EXCERPT TO READ ->
— Start —
Olivier Dony wrote:
On Sunday, 16 March, 2003 16:23, Simon Barner wrote:

Are you running your network adaptor in full-duplex mode? Perhaps the device on
the other end of the wire does only support half-duplex. Changing this increased
the throughput from 20kb/s to almost 1mb/s on our internal network here
(10baseT/UTP).


I'm not really sure about this, here is the output of ifconfig related
to the external interface :

[EMAIL PROTECTED]:/root# ifconfig -m fxp0
fxp0: flags=8843<UP,BROADCAST,RUNNING,SIMPLEX,MULTICAST> mtu 1500
        inet xxx.xxx.191.100 netmask 0xfffffff0 broadcast xxx.xxx.191.111
        inet xxx.xxx.191.101 netmask 0xffffffff broadcast xxx.xxx.191.101
        ether 00:e0:81:23:c5:32
        media: Ethernet autoselect (10baseT/UTP)
        status: active
        supported media:
                media autoselect
                media 100baseTX mediaopt full-duplex
                media 100baseTX
                media 10baseT/UTP mediaopt full-duplex
                media 10baseT/UTP
                media 100baseTX mediaopt hw-loopback

It seems that fxp(4) supports full-duplex but that it is currently disabled, and I guess this is because the other end of the wire doesn't
support it, since the media has been autoselected? Please correct me
as I have never played a lot with ifconfig except for basic configutarion.
— End —
RECORDS SHOWN ->
— Start —
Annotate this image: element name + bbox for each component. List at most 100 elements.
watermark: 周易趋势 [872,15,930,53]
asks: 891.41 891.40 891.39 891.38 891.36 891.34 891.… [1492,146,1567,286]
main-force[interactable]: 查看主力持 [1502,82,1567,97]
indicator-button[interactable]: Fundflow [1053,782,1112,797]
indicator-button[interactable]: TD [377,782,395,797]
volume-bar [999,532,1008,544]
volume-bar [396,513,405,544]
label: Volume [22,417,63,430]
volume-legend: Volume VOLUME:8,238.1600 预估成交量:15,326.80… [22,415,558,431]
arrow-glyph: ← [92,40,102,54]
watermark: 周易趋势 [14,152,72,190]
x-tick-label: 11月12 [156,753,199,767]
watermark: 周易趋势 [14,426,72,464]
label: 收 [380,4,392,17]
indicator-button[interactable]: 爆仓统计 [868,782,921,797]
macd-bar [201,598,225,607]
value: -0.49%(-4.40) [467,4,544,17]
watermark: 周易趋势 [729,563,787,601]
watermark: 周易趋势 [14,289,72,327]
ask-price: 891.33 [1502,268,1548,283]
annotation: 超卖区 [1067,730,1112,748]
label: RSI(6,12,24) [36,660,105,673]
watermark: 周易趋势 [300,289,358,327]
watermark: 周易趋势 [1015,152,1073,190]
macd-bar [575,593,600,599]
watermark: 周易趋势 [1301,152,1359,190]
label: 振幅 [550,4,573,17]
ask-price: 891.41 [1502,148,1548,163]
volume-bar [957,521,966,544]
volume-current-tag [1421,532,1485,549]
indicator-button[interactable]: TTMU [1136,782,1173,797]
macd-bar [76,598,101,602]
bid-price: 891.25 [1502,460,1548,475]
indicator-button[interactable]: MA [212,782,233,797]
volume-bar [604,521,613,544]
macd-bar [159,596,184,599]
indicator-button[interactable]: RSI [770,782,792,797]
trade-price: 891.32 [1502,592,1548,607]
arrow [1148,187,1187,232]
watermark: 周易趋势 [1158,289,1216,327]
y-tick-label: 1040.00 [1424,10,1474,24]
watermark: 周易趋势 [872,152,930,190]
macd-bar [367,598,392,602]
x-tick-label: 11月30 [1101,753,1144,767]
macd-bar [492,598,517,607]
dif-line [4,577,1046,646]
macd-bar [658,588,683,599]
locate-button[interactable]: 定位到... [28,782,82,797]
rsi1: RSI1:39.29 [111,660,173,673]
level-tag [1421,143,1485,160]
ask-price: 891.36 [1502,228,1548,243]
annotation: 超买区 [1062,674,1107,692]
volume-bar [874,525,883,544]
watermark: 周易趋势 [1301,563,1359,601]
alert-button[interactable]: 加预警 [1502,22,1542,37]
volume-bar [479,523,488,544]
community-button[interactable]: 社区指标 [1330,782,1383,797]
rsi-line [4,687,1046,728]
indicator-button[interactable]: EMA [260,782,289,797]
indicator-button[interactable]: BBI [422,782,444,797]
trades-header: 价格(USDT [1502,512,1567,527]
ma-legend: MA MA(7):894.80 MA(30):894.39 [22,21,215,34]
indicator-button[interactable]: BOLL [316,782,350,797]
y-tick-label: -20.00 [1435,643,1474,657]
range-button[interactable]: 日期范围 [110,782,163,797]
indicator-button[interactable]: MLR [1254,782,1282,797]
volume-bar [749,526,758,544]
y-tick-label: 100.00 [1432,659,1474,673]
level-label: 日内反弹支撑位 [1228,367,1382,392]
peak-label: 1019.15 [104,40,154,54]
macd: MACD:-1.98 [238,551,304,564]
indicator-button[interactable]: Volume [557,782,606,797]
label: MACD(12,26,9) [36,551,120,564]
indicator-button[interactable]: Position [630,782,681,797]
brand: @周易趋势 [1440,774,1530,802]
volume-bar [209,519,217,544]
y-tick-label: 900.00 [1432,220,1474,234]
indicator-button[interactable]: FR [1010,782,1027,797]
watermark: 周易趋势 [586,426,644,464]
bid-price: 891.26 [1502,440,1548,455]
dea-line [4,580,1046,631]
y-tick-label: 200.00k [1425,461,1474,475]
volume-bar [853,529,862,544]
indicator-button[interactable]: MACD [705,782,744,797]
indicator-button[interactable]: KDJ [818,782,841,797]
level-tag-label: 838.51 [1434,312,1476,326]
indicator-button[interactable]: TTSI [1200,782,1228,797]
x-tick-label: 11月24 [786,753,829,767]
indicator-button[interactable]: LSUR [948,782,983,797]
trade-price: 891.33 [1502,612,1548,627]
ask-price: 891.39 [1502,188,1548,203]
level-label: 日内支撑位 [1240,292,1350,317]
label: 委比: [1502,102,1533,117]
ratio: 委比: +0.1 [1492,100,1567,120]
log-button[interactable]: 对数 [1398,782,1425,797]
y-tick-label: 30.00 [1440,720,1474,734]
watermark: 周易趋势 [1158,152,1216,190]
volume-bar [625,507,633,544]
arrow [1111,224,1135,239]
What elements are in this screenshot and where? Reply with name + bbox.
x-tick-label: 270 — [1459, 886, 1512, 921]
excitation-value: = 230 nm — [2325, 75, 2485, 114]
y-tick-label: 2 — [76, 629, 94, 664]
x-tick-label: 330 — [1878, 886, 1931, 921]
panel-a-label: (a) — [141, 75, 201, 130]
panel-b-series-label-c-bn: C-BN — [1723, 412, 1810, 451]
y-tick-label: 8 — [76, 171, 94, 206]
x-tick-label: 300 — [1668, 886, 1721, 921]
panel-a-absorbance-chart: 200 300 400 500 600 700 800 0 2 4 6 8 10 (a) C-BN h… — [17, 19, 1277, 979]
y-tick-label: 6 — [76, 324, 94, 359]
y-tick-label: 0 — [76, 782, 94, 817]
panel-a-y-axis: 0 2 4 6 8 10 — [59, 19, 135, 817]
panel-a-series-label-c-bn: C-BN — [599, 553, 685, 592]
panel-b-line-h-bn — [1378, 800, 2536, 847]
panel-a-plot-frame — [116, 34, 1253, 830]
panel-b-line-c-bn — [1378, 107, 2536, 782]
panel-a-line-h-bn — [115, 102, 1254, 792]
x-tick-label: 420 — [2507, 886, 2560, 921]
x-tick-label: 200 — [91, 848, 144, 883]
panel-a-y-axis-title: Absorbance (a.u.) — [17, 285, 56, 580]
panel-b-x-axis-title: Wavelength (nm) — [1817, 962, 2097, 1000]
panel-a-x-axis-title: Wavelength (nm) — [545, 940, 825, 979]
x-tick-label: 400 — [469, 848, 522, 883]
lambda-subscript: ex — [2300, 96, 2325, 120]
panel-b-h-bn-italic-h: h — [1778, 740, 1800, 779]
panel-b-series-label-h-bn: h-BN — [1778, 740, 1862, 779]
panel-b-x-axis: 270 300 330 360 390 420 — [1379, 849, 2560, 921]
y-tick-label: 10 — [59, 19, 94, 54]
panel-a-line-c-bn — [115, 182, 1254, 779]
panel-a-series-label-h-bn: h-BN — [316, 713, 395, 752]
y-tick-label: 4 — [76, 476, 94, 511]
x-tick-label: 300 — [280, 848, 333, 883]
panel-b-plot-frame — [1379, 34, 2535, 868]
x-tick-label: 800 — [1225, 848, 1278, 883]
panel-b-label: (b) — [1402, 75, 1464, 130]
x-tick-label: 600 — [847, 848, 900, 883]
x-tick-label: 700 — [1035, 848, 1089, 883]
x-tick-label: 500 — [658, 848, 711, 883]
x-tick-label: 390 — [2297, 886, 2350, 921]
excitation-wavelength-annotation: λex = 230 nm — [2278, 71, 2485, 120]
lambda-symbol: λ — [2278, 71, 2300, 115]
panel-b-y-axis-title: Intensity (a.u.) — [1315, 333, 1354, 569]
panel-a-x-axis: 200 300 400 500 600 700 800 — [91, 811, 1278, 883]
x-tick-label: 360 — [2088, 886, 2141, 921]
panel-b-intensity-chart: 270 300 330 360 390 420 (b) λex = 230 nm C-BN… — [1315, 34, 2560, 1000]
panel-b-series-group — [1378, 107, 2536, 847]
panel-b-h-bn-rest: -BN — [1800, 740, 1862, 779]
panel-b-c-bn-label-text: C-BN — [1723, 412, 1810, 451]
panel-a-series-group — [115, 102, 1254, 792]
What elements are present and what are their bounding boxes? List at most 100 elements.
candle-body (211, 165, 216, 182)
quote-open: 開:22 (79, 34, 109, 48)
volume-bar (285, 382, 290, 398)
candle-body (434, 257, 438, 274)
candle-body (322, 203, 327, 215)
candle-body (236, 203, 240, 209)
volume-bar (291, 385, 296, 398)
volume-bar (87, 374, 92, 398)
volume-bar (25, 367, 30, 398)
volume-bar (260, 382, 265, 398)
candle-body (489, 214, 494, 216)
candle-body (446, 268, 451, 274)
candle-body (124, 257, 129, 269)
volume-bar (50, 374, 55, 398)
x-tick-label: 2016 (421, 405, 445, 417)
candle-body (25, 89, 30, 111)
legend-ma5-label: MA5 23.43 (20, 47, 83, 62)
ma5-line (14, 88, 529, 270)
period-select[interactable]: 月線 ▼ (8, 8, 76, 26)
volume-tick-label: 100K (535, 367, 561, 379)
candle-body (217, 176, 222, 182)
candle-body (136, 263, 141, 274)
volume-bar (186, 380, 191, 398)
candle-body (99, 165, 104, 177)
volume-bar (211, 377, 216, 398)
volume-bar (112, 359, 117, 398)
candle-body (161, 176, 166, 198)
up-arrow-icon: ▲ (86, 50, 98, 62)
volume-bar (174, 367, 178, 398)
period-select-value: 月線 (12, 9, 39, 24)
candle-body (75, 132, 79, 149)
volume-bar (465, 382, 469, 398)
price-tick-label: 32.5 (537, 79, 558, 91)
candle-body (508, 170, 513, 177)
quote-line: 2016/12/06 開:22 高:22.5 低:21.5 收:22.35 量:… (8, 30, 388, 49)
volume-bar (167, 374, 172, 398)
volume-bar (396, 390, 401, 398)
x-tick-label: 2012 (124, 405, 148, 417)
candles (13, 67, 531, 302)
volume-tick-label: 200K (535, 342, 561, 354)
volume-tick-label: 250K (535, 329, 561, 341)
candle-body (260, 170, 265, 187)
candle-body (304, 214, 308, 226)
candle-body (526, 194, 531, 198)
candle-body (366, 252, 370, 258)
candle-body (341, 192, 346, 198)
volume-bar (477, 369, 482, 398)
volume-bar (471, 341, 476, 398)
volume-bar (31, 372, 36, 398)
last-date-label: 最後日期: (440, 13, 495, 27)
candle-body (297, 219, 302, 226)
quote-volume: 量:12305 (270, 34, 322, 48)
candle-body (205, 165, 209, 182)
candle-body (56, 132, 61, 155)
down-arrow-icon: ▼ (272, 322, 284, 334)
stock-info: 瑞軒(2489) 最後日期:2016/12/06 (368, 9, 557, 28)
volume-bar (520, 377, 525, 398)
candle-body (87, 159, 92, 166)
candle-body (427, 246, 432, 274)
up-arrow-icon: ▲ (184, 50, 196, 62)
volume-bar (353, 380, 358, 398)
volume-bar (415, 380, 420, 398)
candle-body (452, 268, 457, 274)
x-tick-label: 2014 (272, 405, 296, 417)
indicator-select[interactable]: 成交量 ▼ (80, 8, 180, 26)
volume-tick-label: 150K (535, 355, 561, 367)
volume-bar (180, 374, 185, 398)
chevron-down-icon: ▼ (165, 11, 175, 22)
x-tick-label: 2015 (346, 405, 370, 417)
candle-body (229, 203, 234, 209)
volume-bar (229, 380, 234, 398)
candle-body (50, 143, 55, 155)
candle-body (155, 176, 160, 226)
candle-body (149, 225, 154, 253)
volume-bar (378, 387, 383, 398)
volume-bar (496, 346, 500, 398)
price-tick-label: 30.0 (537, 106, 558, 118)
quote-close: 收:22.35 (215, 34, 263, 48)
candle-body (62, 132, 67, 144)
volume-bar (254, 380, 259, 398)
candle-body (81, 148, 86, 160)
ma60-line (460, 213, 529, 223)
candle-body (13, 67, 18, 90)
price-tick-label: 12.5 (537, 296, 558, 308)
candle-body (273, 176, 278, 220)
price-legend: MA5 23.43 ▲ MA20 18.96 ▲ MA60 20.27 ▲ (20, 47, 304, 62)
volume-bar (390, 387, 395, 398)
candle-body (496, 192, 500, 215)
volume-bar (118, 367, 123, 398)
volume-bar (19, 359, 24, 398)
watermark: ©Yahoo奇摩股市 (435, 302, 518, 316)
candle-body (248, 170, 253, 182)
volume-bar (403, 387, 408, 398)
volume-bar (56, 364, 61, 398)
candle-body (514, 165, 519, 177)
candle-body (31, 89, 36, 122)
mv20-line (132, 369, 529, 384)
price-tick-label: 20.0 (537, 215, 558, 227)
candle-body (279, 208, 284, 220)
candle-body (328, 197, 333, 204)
— End —
TO-DO LIST ->
a) Copy the duplex discussion word for word from "status: active" to "for basic configutarion.".
b) Extend the duplex discussion past its final sentence.
The listing comes from a different source than the duplex discussion.

EXPECTED ANSWERS ->
a)
status: active
        supported media:
                media autoselect
                media 100baseTX mediaopt full-duplex
                media 100baseTX
                media 10baseT/UTP mediaopt full-duplex
                media 10baseT/UTP
                media 100baseTX mediaopt hw-loopback

It seems that fxp(4) supports full-duplex but that it is currently disabled, and I guess this is because the other end of the wire doesn't
support it, since the media has been autoselected? Please correct me
as I have never played a lot with ifconfig except for basic configutarion.

b)
I wouldn't be too eager to do tests with this setting since this is a
production server and I have no direct physical access to it, so shutting
down the only interface by mistake is *not* an option ;-)
But if I was to change it, how would I go about this without shutting down
fxp0? 'ifconfig fxp0 media 10baseT/UTP mediaopt full-duplex' ??

I have seen cases where the media type was auto-negiotiated wrong. I think this was due to crappy wiring, but the circumstances didn't allow for a lot of experimenting.

I would suggest talking to your ISP and verifying what the connection _should_
be.  Then work towards getting it there.  When the two ends see something
different, performance blows.

Going to full-duplex should reduce collisions to 0, and give you the max
performance available.  I just did some experimenting with turning duplex
from half to full and back on my computer here, and if there's any interruption,
it was less than I could easily measure.  Don't know if that'll be the same
with all switches or not.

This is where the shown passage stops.